#### Work to be completed:
Answer with one number: the count of lines in the listing below that hold the word "company".

#### Input rows:
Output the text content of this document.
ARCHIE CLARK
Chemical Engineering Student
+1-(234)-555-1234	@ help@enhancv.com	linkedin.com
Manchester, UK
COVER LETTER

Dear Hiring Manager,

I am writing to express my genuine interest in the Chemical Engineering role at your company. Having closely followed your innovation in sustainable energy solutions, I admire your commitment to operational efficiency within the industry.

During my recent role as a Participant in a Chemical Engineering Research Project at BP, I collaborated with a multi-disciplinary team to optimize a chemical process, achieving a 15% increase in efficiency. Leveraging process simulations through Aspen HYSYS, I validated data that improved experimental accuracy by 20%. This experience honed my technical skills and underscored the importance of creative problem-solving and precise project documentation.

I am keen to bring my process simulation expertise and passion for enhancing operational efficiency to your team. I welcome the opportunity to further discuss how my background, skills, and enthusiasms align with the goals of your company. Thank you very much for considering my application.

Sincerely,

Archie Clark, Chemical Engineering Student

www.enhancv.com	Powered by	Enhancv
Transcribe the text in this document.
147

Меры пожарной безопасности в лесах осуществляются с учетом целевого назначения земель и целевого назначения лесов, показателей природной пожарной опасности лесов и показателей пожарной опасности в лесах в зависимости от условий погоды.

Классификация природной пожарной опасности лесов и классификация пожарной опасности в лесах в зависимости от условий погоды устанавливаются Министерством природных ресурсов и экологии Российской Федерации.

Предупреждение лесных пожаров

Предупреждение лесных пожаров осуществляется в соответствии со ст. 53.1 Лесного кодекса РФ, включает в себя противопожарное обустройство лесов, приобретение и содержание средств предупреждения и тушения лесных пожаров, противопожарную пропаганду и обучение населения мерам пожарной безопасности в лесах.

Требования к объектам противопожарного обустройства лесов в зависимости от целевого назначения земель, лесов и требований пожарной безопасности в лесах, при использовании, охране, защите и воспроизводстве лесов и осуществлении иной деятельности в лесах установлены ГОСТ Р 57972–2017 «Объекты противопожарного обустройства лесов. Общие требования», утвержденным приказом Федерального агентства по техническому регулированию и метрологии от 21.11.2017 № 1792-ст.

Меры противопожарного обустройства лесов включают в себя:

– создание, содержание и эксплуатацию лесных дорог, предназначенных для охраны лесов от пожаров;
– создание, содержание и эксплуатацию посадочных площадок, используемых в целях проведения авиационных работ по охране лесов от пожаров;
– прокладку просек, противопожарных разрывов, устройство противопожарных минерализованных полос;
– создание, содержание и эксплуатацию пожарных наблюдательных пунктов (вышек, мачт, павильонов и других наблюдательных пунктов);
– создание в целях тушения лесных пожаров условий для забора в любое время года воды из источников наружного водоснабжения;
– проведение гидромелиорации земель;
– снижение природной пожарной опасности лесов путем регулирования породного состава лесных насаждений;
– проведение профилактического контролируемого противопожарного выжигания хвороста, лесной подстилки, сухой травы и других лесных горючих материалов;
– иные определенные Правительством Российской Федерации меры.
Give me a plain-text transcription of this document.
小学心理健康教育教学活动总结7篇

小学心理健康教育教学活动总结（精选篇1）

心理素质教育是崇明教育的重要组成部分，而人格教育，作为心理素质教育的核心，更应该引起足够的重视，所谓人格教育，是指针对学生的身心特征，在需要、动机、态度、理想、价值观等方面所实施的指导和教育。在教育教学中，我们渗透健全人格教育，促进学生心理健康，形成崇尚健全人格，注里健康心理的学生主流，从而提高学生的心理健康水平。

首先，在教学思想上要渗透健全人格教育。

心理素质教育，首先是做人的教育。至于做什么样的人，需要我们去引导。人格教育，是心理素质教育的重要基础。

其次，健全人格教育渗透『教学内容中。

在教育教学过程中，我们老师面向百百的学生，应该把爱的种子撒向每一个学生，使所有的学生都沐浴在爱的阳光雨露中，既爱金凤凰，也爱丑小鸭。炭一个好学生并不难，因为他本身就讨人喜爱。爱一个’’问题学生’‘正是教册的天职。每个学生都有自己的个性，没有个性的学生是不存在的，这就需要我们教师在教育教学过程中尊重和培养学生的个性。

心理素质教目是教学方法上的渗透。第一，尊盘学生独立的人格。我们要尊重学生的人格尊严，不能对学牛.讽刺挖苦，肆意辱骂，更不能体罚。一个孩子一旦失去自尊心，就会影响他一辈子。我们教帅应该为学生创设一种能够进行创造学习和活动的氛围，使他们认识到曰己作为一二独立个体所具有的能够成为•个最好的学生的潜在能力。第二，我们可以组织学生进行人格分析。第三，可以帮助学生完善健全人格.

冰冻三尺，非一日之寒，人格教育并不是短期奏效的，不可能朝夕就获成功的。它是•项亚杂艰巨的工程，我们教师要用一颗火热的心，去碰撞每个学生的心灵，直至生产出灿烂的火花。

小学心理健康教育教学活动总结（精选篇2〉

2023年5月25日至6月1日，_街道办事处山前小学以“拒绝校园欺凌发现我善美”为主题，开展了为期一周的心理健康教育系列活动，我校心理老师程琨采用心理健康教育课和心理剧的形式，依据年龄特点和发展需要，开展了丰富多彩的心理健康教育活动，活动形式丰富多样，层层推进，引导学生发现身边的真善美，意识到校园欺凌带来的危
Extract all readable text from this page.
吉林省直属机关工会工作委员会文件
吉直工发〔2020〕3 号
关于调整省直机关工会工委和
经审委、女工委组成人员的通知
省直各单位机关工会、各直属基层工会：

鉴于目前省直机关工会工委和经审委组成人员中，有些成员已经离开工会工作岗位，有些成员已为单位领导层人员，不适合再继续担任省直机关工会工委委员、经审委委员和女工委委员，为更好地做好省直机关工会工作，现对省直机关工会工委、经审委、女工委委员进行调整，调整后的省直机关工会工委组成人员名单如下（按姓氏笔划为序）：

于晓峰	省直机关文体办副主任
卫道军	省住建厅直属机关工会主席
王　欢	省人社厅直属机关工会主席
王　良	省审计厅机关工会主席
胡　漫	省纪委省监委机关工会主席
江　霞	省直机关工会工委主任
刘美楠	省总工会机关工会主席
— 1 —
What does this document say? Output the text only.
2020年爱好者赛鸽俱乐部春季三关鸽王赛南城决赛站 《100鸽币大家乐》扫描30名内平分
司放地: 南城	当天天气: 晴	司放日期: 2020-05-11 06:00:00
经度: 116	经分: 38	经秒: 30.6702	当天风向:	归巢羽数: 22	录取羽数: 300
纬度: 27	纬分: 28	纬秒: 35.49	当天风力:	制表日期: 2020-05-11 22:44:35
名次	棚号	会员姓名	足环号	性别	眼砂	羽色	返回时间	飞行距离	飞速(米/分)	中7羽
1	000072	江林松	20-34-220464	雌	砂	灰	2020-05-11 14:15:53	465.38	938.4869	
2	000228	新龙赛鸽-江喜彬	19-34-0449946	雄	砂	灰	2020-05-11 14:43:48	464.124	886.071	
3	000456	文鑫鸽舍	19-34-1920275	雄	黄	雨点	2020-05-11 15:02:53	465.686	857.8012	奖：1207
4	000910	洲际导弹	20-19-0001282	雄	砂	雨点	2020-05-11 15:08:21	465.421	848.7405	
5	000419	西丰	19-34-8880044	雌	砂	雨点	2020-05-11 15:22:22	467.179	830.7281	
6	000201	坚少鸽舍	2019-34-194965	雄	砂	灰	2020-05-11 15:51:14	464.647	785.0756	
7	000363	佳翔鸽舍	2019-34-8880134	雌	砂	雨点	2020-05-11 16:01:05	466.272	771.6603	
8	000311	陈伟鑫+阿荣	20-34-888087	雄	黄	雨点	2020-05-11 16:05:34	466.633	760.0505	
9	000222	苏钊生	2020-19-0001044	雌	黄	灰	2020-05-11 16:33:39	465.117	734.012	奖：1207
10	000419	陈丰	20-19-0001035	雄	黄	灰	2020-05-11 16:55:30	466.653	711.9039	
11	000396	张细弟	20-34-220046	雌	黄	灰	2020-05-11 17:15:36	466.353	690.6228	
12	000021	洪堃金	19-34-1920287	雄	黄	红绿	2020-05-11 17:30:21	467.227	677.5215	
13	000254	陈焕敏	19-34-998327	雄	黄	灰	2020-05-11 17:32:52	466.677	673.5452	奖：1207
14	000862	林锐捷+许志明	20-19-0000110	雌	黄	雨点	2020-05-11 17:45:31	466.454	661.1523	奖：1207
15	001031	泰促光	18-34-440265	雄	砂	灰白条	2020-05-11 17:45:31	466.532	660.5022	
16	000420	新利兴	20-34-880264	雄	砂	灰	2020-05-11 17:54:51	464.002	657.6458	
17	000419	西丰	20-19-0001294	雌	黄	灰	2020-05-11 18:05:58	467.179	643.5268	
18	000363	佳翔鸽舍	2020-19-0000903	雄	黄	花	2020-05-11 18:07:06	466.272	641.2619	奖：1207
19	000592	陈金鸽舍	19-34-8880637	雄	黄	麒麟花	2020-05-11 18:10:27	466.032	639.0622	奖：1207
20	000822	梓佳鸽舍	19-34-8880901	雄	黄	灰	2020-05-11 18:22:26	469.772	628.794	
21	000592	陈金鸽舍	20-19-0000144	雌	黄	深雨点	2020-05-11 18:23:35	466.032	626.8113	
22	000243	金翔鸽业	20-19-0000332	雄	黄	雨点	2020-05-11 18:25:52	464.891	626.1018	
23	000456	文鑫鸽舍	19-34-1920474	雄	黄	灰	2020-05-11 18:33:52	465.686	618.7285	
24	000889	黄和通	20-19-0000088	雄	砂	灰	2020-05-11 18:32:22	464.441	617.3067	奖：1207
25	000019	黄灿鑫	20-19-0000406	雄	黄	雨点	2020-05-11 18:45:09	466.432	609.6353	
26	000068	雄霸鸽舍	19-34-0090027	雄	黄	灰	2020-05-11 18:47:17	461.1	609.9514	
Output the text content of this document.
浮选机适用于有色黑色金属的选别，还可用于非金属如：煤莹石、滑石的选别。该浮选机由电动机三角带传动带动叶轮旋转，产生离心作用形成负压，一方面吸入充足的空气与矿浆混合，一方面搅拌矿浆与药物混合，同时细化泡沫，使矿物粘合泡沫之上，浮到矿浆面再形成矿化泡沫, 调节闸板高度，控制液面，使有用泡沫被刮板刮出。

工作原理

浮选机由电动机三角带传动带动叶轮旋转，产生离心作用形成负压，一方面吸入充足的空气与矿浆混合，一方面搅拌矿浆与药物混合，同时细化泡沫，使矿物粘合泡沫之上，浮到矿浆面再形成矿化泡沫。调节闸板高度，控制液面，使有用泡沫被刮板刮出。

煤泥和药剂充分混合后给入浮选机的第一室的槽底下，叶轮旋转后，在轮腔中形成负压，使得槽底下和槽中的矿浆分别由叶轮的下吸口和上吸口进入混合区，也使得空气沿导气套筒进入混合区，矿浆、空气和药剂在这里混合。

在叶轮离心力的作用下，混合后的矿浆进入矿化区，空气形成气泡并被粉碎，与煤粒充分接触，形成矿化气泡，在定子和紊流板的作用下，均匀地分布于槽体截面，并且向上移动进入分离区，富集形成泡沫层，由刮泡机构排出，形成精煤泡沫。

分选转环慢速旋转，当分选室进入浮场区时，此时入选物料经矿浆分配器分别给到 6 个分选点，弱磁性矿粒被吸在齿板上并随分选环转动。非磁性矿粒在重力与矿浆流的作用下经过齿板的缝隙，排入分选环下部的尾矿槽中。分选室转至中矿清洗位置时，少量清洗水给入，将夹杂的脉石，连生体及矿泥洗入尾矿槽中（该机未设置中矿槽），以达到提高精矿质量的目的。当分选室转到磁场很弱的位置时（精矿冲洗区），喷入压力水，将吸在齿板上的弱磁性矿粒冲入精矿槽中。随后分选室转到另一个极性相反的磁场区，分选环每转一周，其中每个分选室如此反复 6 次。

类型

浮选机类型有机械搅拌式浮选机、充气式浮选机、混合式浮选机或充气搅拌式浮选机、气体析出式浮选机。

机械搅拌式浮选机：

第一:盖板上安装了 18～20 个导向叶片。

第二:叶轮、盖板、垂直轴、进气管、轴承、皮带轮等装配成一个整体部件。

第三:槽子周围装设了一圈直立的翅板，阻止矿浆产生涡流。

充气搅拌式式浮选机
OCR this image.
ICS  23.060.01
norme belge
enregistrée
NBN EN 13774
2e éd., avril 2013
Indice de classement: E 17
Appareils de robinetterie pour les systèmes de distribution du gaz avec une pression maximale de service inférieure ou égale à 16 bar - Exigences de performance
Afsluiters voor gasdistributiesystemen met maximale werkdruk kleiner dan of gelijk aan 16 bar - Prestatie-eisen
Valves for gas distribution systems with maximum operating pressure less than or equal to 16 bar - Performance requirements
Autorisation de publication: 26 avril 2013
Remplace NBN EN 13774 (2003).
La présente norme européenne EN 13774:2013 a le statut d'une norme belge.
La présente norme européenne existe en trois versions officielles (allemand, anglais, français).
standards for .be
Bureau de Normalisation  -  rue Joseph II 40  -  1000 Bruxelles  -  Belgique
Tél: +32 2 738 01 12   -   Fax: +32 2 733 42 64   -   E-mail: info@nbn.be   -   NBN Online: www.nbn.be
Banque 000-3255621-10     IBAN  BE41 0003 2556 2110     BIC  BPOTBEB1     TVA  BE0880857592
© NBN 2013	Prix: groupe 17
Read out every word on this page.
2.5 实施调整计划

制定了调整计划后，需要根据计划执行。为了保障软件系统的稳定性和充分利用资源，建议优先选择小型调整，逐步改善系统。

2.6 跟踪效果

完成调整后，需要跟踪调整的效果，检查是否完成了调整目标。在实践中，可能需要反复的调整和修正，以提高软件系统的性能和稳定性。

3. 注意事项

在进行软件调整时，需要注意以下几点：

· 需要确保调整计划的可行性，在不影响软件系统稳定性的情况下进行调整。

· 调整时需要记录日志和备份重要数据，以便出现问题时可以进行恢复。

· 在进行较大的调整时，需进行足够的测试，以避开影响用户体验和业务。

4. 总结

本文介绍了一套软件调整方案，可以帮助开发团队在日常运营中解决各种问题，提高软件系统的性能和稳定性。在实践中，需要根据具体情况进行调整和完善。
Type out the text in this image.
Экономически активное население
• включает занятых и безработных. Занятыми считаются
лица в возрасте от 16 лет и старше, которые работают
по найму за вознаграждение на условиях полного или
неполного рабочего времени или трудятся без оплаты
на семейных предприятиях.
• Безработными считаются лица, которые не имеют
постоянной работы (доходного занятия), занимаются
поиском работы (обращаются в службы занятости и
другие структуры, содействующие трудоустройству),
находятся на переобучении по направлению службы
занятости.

#### Right answer:
2